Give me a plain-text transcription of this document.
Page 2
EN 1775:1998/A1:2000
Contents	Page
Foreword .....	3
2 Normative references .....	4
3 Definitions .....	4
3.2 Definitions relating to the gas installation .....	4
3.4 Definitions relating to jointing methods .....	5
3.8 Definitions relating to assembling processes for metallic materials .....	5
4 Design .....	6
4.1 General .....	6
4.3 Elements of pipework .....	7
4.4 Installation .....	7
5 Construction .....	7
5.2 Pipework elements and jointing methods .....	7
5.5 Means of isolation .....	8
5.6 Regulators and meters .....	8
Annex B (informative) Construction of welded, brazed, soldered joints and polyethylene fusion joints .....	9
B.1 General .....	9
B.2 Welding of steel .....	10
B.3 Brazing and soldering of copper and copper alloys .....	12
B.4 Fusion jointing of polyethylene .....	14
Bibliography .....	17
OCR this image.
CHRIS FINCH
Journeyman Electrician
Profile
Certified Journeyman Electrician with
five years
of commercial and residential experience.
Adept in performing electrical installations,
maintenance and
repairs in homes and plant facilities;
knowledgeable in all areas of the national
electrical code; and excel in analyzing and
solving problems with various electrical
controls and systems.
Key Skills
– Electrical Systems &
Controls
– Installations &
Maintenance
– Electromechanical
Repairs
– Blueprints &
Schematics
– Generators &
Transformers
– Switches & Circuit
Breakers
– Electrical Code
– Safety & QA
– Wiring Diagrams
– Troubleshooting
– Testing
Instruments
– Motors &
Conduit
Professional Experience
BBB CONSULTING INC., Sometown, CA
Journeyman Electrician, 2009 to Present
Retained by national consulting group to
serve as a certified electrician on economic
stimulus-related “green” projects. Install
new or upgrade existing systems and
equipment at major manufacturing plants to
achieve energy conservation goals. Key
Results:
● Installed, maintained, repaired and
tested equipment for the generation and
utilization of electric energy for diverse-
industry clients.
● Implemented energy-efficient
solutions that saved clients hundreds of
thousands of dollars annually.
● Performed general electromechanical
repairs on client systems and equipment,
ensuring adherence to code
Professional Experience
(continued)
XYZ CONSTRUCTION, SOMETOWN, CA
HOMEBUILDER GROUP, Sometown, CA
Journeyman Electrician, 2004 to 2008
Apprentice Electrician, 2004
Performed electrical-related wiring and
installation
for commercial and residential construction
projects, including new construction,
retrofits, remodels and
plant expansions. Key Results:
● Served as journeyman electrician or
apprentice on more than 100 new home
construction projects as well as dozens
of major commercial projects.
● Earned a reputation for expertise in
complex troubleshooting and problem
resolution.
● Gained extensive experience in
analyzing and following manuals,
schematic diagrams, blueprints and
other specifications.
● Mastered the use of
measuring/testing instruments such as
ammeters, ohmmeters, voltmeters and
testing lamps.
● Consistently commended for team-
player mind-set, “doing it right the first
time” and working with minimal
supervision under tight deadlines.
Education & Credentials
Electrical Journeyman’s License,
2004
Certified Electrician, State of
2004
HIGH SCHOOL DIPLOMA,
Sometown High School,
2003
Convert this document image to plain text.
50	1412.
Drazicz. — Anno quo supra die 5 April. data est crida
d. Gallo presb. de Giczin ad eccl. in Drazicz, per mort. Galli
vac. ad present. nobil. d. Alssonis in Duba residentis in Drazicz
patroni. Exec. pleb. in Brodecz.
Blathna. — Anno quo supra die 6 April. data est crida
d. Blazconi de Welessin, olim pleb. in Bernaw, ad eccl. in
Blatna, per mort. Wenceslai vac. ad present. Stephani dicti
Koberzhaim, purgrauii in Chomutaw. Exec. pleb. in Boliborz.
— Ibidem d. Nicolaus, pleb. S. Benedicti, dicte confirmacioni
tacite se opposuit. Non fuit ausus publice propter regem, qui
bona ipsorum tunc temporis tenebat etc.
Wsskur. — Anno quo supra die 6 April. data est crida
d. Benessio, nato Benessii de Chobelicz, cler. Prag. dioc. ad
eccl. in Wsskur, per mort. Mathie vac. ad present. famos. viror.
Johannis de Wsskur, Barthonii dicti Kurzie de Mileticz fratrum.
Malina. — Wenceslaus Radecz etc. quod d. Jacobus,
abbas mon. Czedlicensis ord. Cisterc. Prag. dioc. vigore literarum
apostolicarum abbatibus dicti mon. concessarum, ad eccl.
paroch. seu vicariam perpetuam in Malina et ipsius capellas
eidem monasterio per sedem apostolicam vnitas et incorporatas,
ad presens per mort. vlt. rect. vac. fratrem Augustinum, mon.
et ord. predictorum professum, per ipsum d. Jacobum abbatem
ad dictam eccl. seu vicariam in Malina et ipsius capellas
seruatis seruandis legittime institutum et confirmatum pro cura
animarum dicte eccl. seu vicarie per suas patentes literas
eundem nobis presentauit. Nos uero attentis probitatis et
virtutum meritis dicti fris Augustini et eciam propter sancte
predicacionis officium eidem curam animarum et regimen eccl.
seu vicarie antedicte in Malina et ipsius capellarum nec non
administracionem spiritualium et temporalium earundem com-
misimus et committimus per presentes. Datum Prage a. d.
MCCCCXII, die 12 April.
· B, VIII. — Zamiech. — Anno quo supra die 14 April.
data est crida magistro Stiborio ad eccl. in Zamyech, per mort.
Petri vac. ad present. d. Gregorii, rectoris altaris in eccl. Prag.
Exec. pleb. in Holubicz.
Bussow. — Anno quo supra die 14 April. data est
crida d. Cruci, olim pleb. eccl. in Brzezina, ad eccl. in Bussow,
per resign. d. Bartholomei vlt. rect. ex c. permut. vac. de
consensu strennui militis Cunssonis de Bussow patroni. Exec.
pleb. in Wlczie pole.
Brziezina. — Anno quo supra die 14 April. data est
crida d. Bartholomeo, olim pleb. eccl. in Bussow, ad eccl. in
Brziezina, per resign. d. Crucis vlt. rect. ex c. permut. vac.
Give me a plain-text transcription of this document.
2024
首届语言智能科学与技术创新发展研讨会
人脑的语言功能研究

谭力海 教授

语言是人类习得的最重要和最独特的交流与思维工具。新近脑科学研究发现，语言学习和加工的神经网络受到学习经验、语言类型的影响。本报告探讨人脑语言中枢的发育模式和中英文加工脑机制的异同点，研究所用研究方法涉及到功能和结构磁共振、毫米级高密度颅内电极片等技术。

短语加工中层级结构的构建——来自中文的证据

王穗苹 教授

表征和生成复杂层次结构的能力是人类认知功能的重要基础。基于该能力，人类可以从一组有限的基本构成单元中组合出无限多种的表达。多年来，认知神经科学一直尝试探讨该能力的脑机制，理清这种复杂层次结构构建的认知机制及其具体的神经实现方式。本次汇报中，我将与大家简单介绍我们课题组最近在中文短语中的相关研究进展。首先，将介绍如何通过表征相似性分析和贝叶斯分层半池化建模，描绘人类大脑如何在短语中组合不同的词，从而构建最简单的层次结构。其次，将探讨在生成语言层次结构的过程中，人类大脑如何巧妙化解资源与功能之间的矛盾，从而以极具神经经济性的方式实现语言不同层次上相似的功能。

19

========

◆ Problem requirements:
Using the listing above, show each line holding the string "with".

◆ Exercise answer:
Certified Journeyman Electrician with
solving problems with various electrical
time” and working with minimal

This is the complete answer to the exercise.